======== Supplied data ========

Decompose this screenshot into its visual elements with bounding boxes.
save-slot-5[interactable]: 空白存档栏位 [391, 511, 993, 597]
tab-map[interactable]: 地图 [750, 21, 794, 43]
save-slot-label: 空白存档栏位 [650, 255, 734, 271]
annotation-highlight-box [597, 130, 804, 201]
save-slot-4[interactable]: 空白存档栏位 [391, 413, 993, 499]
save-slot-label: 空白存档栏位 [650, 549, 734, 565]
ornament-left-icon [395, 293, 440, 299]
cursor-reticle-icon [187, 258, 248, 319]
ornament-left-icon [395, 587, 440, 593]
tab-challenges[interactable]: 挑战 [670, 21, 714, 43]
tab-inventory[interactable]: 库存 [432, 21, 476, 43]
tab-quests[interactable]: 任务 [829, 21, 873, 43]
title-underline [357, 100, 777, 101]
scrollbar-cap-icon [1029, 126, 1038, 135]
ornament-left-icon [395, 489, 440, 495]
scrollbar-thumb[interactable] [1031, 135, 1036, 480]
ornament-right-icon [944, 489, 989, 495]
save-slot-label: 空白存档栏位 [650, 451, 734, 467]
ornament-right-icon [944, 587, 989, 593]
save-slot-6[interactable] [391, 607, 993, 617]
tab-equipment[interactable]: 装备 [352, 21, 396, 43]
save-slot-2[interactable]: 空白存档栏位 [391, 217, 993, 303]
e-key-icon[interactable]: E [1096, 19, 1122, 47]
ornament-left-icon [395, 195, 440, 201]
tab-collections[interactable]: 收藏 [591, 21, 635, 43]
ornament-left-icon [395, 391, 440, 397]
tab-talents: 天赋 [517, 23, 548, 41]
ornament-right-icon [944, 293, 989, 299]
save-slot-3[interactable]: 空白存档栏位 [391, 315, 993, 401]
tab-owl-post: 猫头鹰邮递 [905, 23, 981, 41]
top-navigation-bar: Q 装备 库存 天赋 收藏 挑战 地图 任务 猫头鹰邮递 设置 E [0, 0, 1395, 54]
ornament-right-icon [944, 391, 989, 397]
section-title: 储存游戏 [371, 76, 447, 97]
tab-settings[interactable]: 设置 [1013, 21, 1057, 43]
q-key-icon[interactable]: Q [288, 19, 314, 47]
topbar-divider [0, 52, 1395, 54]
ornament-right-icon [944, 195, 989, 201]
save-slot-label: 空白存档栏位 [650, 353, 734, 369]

========

**Stated goal:** Please put the data from its first line through the line containing "tab-inventory[interactable]: 库存 [432, 21, 476, 43]", inclusive, into a Markdown table with two columns: Row for the row number and Line for the line itself. Leave out blank lines.

**The response:**
| Row | Line |
|---|---|
| 1 | Decompose this screenshot into its visual elements with bounding boxes. |
| 2 | save-slot-5[interactable]: 空白存档栏位 [391, 511, 993, 597] |
| 3 | tab-map[interactable]: 地图 [750, 21, 794, 43] |
| 4 | save-slot-label: 空白存档栏位 [650, 255, 734, 271] |
| 5 | annotation-highlight-box [597, 130, 804, 201] |
| 6 | save-slot-4[interactable]: 空白存档栏位 [391, 413, 993, 499] |
| 7 | save-slot-label: 空白存档栏位 [650, 549, 734, 565] |
| 8 | ornament-left-icon [395, 293, 440, 299] |
| 9 | cursor-reticle-icon [187, 258, 248, 319] |
| 10 | ornament-left-icon [395, 587, 440, 593] |
| 11 | tab-challenges[interactable]: 挑战 [670, 21, 714, 43] |
| 12 | tab-inventory[interactable]: 库存 [432, 21, 476, 43] |